BEGIN
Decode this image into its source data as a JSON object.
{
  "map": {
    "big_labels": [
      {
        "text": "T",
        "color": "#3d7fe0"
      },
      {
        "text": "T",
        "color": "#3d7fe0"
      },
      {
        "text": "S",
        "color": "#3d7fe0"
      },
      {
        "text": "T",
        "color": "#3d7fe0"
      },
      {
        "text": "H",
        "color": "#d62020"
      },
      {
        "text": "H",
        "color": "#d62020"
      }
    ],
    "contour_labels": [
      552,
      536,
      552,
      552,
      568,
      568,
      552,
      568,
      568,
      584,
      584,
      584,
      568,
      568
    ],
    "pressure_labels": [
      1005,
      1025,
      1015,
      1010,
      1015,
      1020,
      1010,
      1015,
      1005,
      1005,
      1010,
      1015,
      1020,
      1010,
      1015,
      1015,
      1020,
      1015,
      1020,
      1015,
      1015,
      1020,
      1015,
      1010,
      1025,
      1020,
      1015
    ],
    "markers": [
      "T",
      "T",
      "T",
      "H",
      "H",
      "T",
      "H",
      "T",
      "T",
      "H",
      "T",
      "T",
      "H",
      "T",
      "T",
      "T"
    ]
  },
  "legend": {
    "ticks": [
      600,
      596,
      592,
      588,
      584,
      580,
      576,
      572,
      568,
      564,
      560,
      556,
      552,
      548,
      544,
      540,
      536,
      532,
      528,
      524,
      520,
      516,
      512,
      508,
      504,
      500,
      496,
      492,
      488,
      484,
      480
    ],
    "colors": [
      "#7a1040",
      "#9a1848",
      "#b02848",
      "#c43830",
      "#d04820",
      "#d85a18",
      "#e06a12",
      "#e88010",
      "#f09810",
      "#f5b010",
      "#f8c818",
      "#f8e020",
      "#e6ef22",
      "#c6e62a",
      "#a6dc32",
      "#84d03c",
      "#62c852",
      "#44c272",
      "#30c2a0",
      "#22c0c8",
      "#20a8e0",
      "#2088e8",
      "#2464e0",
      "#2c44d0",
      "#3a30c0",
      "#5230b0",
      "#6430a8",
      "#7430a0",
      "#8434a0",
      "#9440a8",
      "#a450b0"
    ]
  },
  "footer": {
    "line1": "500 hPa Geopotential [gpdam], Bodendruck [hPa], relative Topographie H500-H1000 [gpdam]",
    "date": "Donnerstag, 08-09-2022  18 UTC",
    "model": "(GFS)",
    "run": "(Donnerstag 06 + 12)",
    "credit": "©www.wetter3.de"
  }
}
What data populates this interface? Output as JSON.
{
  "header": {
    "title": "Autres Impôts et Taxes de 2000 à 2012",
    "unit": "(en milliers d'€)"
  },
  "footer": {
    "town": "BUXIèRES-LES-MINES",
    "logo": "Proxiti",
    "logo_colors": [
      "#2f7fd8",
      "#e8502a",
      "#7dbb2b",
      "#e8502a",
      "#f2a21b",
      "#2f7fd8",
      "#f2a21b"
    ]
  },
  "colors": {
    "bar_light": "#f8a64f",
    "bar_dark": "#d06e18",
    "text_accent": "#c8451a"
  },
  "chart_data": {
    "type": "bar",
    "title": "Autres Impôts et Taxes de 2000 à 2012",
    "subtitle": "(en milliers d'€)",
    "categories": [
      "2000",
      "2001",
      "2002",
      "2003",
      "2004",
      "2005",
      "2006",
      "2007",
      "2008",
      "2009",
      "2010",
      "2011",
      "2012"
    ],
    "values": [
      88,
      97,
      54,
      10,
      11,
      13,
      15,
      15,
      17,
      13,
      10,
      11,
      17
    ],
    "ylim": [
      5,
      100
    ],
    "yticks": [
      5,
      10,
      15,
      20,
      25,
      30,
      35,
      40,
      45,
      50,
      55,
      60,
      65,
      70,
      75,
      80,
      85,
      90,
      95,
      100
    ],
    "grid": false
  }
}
END
Give back all the records exactly as they stand.

Expected output.
Decode this image into its source data as a JSON object.
{
  "map": {
    "big_labels": [
      {
        "text": "T",
        "color": "#3d7fe0"
      },
      {
        "text": "T",
        "color": "#3d7fe0"
      },
      {
        "text": "S",
        "color": "#3d7fe0"
      },
      {
        "text": "T",
        "color": "#3d7fe0"
      },
      {
        "text": "H",
        "color": "#d62020"
      },
      {
        "text": "H",
        "color": "#d62020"
      }
    ],
    "contour_labels": [
      552,
      536,
      552,
      552,
      568,
      568,
      552,
      568,
      568,
      584,
      584,
      584,
      568,
      568
    ],
    "pressure_labels": [
      1005,
      1025,
      1015,
      1010,
      1015,
      1020,
      1010,
      1015,
      1005,
      1005,
      1010,
      1015,
      1020,
      1010,
      1015,
      1015,
      1020,
      1015,
      1020,
      1015,
      1015,
      1020,
      1015,
      1010,
      1025,
      1020,
      1015
    ],
    "markers": [
      "T",
      "T",
      "T",
      "H",
      "H",
      "T",
      "H",
      "T",
      "T",
      "H",
      "T",
      "T",
      "H",
      "T",
      "T",
      "T"
    ]
  },
  "legend": {
    "ticks": [
      600,
      596,
      592,
      588,
      584,
      580,
      576,
      572,
      568,
      564,
      560,
      556,
      552,
      548,
      544,
      540,
      536,
      532,
      528,
      524,
      520,
      516,
      512,
      508,
      504,
      500,
      496,
      492,
      488,
      484,
      480
    ],
    "colors": [
      "#7a1040",
      "#9a1848",
      "#b02848",
      "#c43830",
      "#d04820",
      "#d85a18",
      "#e06a12",
      "#e88010",
      "#f09810",
      "#f5b010",
      "#f8c818",
      "#f8e020",
      "#e6ef22",
      "#c6e62a",
      "#a6dc32",
      "#84d03c",
      "#62c852",
      "#44c272",
      "#30c2a0",
      "#22c0c8",
      "#20a8e0",
      "#2088e8",
      "#2464e0",
      "#2c44d0",
      "#3a30c0",
      "#5230b0",
      "#6430a8",
      "#7430a0",
      "#8434a0",
      "#9440a8",
      "#a450b0"
    ]
  },
  "footer": {
    "line1": "500 hPa Geopotential [gpdam], Bodendruck [hPa], relative Topographie H500-H1000 [gpdam]",
    "date": "Donnerstag, 08-09-2022  18 UTC",
    "model": "(GFS)",
    "run": "(Donnerstag 06 + 12)",
    "credit": "©www.wetter3.de"
  }
}
What data populates this interface? Output as JSON.
{
  "header": {
    "title": "Autres Impôts et Taxes de 2000 à 2012",
    "unit": "(en milliers d'€)"
  },
  "footer": {
    "town": "BUXIèRES-LES-MINES",
    "logo": "Proxiti",
    "logo_colors": [
      "#2f7fd8",
      "#e8502a",
      "#7dbb2b",
      "#e8502a",
      "#f2a21b",
      "#2f7fd8",
      "#f2a21b"
    ]
  },
  "colors": {
    "bar_light": "#f8a64f",
    "bar_dark": "#d06e18",
    "text_accent": "#c8451a"
  },
  "chart_data": {
    "type": "bar",
    "title": "Autres Impôts et Taxes de 2000 à 2012",
    "subtitle": "(en milliers d'€)",
    "categories": [
      "2000",
      "2001",
      "2002",
      "2003",
      "2004",
      "2005",
      "2006",
      "2007",
      "2008",
      "2009",
      "2010",
      "2011",
      "2012"
    ],
    "values": [
      88,
      97,
      54,
      10,
      11,
      13,
      15,
      15,
      17,
      13,
      10,
      11,
      17
    ],
    "ylim": [
      5,
      100
    ],
    "yticks": [
      5,
      10,
      15,
      20,
      25,
      30,
      35,
      40,
      45,
      50,
      55,
      60,
      65,
      70,
      75,
      80,
      85,
      90,
      95,
      100
    ],
    "grid": false
  }
}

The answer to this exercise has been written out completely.